(Items from a dataset)

-=-=-=-=-

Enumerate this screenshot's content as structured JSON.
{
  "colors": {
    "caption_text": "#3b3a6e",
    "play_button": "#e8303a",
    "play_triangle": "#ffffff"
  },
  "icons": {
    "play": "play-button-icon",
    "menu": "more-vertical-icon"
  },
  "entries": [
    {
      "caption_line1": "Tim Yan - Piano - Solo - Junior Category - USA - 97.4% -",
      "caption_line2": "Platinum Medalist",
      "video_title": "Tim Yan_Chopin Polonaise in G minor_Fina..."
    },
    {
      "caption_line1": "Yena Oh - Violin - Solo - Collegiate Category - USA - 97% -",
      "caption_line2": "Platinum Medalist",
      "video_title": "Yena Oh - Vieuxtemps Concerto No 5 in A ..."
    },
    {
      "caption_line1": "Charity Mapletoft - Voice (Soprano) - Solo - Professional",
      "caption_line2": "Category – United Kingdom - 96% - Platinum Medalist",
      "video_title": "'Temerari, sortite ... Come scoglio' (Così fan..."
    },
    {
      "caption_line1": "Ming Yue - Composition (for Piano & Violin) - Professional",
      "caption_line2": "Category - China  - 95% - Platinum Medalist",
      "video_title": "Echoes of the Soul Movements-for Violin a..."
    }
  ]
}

-=-=-=-=-

* _Brief_
Reproduce each line of the material containing the word "Piano".

* _Exercise result_
      "caption_line1": "Tim Yan - Piano - Solo - Junior Category - USA - 97.4% -",
      "caption_line1": "Ming Yue - Composition (for Piano & Violin) - Professional",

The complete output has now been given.